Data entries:
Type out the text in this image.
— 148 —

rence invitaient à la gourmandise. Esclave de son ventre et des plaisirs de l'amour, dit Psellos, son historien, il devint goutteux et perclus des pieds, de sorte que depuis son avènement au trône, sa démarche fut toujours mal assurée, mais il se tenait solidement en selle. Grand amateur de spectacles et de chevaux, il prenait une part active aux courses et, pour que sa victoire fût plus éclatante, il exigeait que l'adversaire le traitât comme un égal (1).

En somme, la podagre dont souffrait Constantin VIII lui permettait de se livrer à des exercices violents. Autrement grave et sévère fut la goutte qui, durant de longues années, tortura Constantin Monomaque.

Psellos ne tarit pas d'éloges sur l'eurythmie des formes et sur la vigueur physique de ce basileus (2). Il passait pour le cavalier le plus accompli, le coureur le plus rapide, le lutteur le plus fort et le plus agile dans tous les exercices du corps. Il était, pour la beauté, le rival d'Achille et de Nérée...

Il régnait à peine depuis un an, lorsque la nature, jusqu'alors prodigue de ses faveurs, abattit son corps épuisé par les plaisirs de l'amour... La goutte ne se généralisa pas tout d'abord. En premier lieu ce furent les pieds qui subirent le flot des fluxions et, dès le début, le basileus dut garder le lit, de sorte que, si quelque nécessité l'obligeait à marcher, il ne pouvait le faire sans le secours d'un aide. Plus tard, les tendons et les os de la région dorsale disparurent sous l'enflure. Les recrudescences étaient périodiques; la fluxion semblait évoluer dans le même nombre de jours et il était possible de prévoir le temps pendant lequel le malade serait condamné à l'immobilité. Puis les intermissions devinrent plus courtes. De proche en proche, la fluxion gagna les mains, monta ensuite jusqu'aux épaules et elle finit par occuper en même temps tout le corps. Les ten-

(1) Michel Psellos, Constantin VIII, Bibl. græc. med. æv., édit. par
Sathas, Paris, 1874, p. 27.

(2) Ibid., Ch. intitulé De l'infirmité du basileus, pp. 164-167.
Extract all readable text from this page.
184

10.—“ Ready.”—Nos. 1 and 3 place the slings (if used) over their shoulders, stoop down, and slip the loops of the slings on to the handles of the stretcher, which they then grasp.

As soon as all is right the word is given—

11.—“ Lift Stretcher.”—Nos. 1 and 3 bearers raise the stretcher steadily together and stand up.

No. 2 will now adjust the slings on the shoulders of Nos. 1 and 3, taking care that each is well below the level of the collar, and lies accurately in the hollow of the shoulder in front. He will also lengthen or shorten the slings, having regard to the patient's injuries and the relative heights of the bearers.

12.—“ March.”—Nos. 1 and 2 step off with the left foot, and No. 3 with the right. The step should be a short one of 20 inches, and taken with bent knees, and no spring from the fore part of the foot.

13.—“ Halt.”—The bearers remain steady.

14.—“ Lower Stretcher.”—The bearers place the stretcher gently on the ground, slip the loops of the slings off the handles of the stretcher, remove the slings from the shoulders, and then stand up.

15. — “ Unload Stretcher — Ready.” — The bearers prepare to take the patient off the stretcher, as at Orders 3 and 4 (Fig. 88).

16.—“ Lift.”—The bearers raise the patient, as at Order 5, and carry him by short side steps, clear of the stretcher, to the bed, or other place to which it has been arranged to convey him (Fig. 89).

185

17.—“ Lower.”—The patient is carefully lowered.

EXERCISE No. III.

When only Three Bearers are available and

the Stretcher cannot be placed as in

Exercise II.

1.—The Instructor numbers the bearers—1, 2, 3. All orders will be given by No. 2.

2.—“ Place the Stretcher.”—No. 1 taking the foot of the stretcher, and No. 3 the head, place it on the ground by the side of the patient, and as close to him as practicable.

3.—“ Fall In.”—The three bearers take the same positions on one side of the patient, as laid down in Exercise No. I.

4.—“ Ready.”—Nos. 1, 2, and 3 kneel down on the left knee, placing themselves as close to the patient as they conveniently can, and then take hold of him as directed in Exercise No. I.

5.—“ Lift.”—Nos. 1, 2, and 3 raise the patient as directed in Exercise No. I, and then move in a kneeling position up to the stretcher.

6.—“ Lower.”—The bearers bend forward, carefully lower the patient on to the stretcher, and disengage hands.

§ Exercise objective
Copy each line of the data that contains the word "this".

§ Result of the exercise
Type out the text in this image.
Extract all readable text from this page.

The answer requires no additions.